**Prompt:**
Would you repeat the listing exactly but omit every picture?

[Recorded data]

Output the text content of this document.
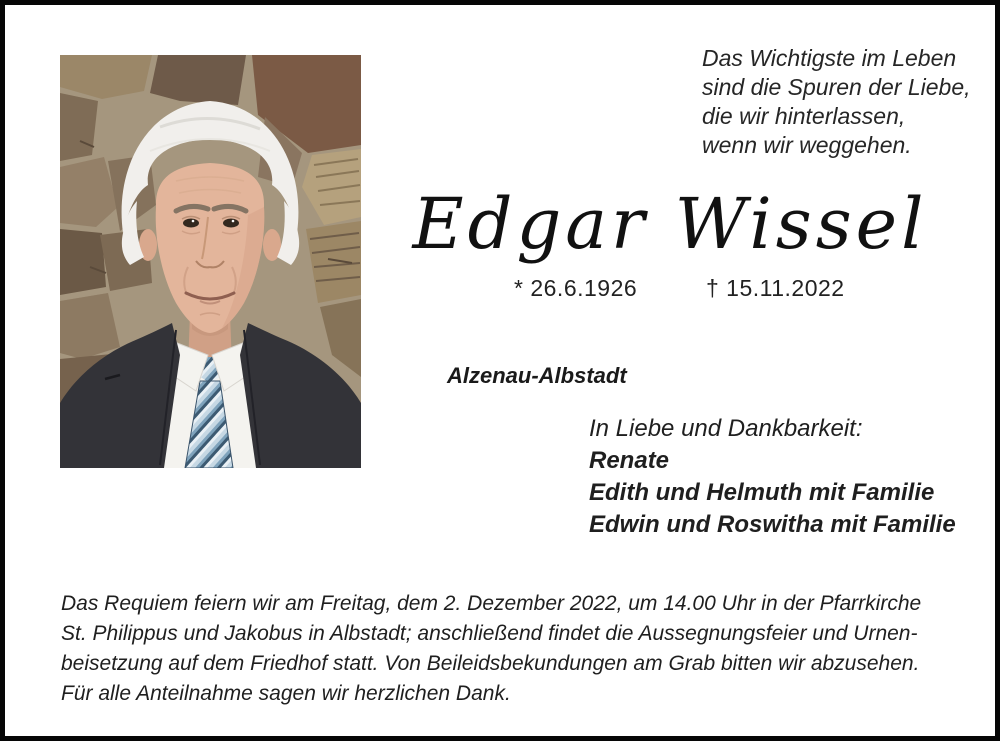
Das Wichtigste im Leben
sind die Spuren der Liebe,
die wir hinterlassen,
wenn wir weggehen.
Edgar Wissel
* 26.6.1926	† 15.11.2022
Alzenau-Albstadt
In Liebe und Dankbarkeit:
Renate
Edith und Helmuth mit Familie
Edwin und Roswitha mit Familie
Das Requiem feiern wir am Freitag, dem 2. Dezember 2022, um 14.00 Uhr in der Pfarrkirche
St. Philippus und Jakobus in Albstadt; anschließend findet die Aussegnungsfeier und Urnen-
beisetzung auf dem Friedhof statt. Von Beileidsbekundungen am Grab bitten wir abzusehen.
Für alle Anteilnahme sagen wir herzlichen Dank.
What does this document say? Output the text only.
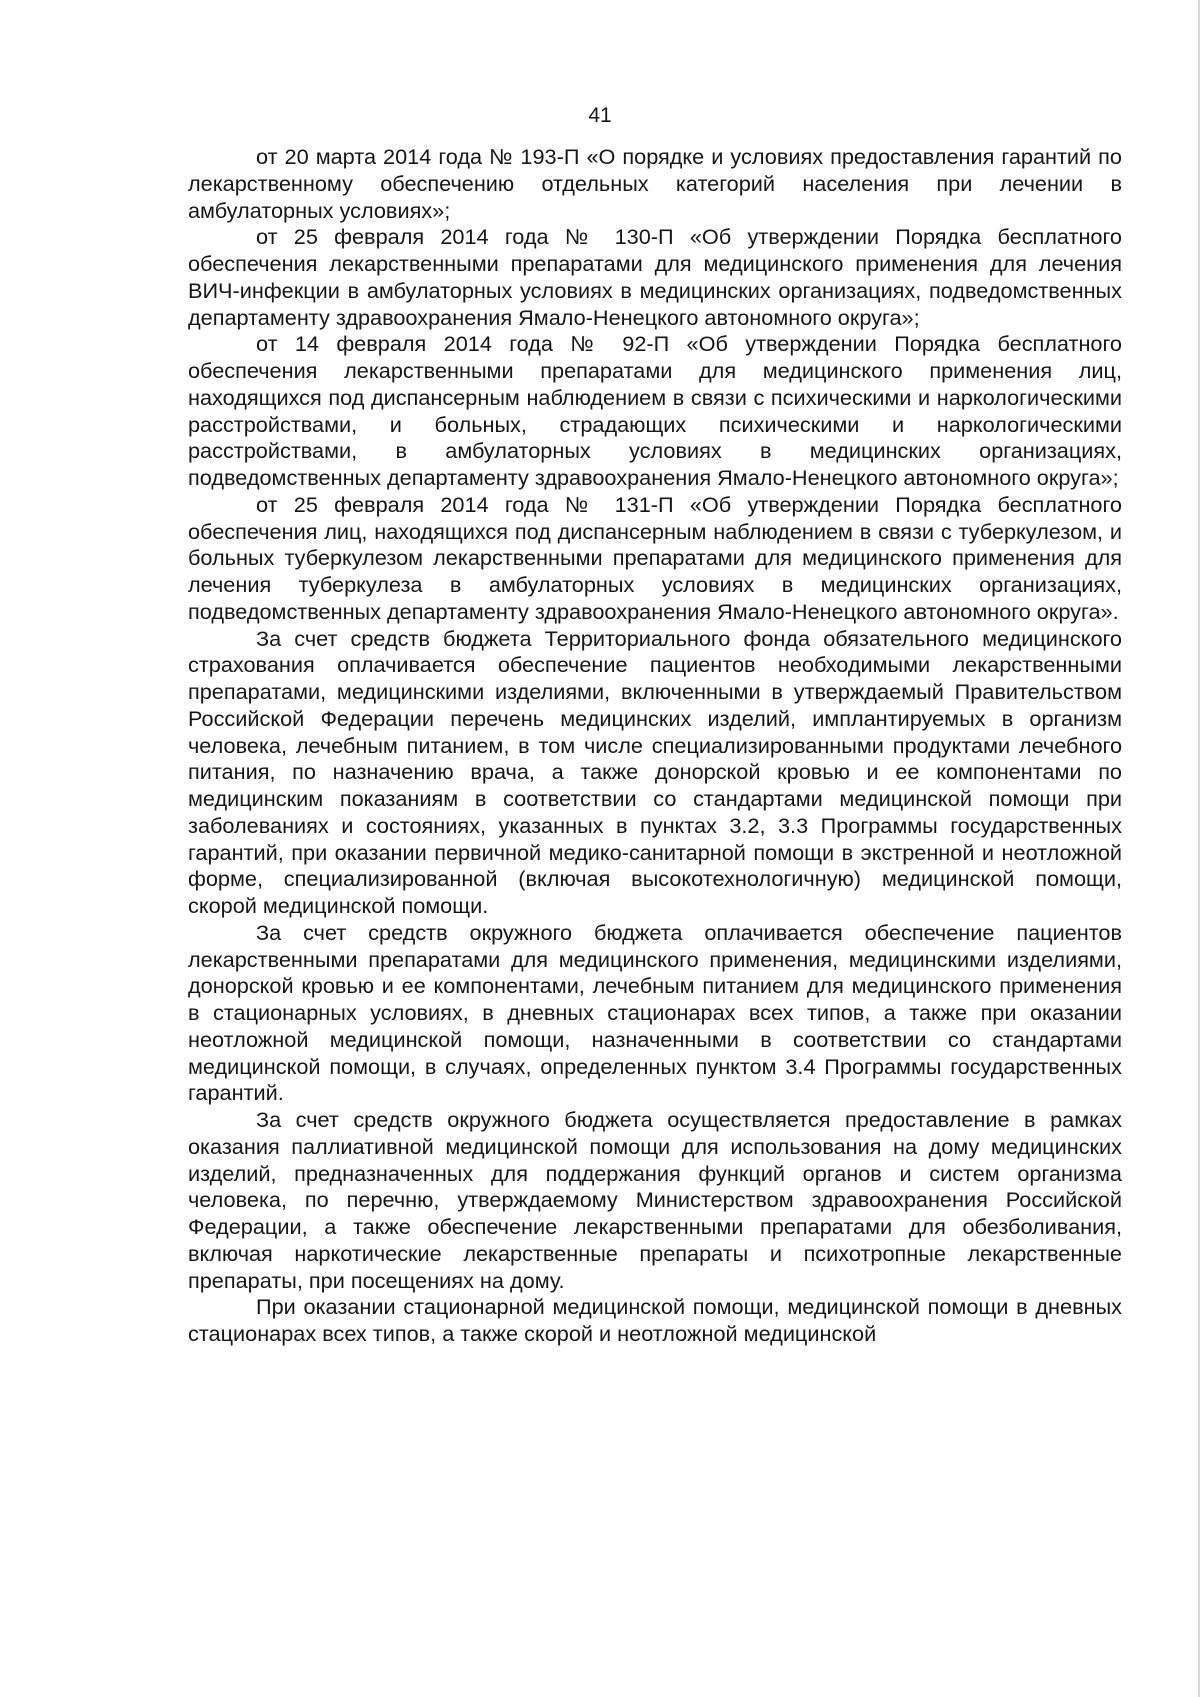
41

от 20 марта 2014 года № 193-П «О порядке и условиях предоставления гарантий по лекарственному обеспечению отдельных категорий населения при лечении в амбулаторных условиях»;

от 25 февраля 2014 года № 130-П «Об утверждении Порядка бесплатного обеспечения лекарственными препаратами для медицинского применения для лечения ВИЧ-инфекции в амбулаторных условиях в медицинских организациях, подведомственных департаменту здравоохранения Ямало-Ненецкого автономного округа»;

от 14 февраля 2014 года № 92-П «Об утверждении Порядка бесплатного обеспечения лекарственными препаратами для медицинского применения лиц, находящихся под диспансерным наблюдением в связи с психическими и наркологическими расстройствами, и больных, страдающих психическими и наркологическими расстройствами, в амбулаторных условиях в медицинских организациях, подведомственных департаменту здравоохранения Ямало-Ненецкого автономного округа»;

от 25 февраля 2014 года № 131-П «Об утверждении Порядка бесплатного обеспечения лиц, находящихся под диспансерным наблюдением в связи с туберкулезом, и больных туберкулезом лекарственными препаратами для медицинского применения для лечения туберкулеза в амбулаторных условиях в медицинских организациях, подведомственных департаменту здравоохранения Ямало-Ненецкого автономного округа».

За счет средств бюджета Территориального фонда обязательного медицинского страхования оплачивается обеспечение пациентов необходимыми лекарственными препаратами, медицинскими изделиями, включенными в утверждаемый Правительством Российской Федерации перечень медицинских изделий, имплантируемых в организм человека, лечебным питанием, в том числе специализированными продуктами лечебного питания, по назначению врача, а также донорской кровью и ее компонентами по медицинским показаниям в соответствии со стандартами медицинской помощи при заболеваниях и состояниях, указанных в пунктах 3.2, 3.3 Программы государственных гарантий, при оказании первичной медико-санитарной помощи в экстренной и неотложной форме, специализированной (включая высокотехнологичную) медицинской помощи, скорой медицинской помощи.

За счет средств окружного бюджета оплачивается обеспечение пациентов лекарственными препаратами для медицинского применения, медицинскими изделиями, донорской кровью и ее компонентами, лечебным питанием для медицинского применения в стационарных условиях, в дневных стационарах всех типов, а также при оказании неотложной медицинской помощи, назначенными в соответствии со стандартами медицинской помощи, в случаях, определенных пунктом 3.4 Программы государственных гарантий.

За счет средств окружного бюджета осуществляется предоставление в рамках оказания паллиативной медицинской помощи для использования на дому медицинских изделий, предназначенных для поддержания функций органов и систем организма человека, по перечню, утверждаемому Министерством здравоохранения Российской Федерации, а также обеспечение лекарственными препаратами для обезболивания, включая наркотические лекарственные препараты и психотропные лекарственные препараты, при посещениях на дому.

При оказании стационарной медицинской помощи, медицинской помощи в дневных стационарах всех типов, а также скорой и неотложной медицинской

**Finished answer:**
Output the text content of this document.
Das Wichtigste im Leben
sind die Spuren der Liebe,
die wir hinterlassen,
wenn wir weggehen.
Edgar Wissel
* 26.6.1926	† 15.11.2022
Alzenau-Albstadt
In Liebe und Dankbarkeit:
Renate
Edith und Helmuth mit Familie
Edwin und Roswitha mit Familie
Das Requiem feiern wir am Freitag, dem 2. Dezember 2022, um 14.00 Uhr in der Pfarrkirche
St. Philippus und Jakobus in Albstadt; anschließend findet die Aussegnungsfeier und Urnen-
beisetzung auf dem Friedhof statt. Von Beileidsbekundungen am Grab bitten wir abzusehen.
Für alle Anteilnahme sagen wir herzlichen Dank.
What does this document say? Output the text only.
41

от 20 марта 2014 года № 193-П «О порядке и условиях предоставления гарантий по лекарственному обеспечению отдельных категорий населения при лечении в амбулаторных условиях»;

от 25 февраля 2014 года № 130-П «Об утверждении Порядка бесплатного обеспечения лекарственными препаратами для медицинского применения для лечения ВИЧ-инфекции в амбулаторных условиях в медицинских организациях, подведомственных департаменту здравоохранения Ямало-Ненецкого автономного округа»;

от 14 февраля 2014 года № 92-П «Об утверждении Порядка бесплатного обеспечения лекарственными препаратами для медицинского применения лиц, находящихся под диспансерным наблюдением в связи с психическими и наркологическими расстройствами, и больных, страдающих психическими и наркологическими расстройствами, в амбулаторных условиях в медицинских организациях, подведомственных департаменту здравоохранения Ямало-Ненецкого автономного округа»;

от 25 февраля 2014 года № 131-П «Об утверждении Порядка бесплатного обеспечения лиц, находящихся под диспансерным наблюдением в связи с туберкулезом, и больных туберкулезом лекарственными препаратами для медицинского применения для лечения туберкулеза в амбулаторных условиях в медицинских организациях, подведомственных департаменту здравоохранения Ямало-Ненецкого автономного округа».

За счет средств бюджета Территориального фонда обязательного медицинского страхования оплачивается обеспечение пациентов необходимыми лекарственными препаратами, медицинскими изделиями, включенными в утверждаемый Правительством Российской Федерации перечень медицинских изделий, имплантируемых в организм человека, лечебным питанием, в том числе специализированными продуктами лечебного питания, по назначению врача, а также донорской кровью и ее компонентами по медицинским показаниям в соответствии со стандартами медицинской помощи при заболеваниях и состояниях, указанных в пунктах 3.2, 3.3 Программы государственных гарантий, при оказании первичной медико-санитарной помощи в экстренной и неотложной форме, специализированной (включая высокотехнологичную) медицинской помощи, скорой медицинской помощи.

За счет средств окружного бюджета оплачивается обеспечение пациентов лекарственными препаратами для медицинского применения, медицинскими изделиями, донорской кровью и ее компонентами, лечебным питанием для медицинского применения в стационарных условиях, в дневных стационарах всех типов, а также при оказании неотложной медицинской помощи, назначенными в соответствии со стандартами медицинской помощи, в случаях, определенных пунктом 3.4 Программы государственных гарантий.

За счет средств окружного бюджета осуществляется предоставление в рамках оказания паллиативной медицинской помощи для использования на дому медицинских изделий, предназначенных для поддержания функций органов и систем организма человека, по перечню, утверждаемому Министерством здравоохранения Российской Федерации, а также обеспечение лекарственными препаратами для обезболивания, включая наркотические лекарственные препараты и психотропные лекарственные препараты, при посещениях на дому.

При оказании стационарной медицинской помощи, медицинской помощи в дневных стационарах всех типов, а также скорой и неотложной медицинской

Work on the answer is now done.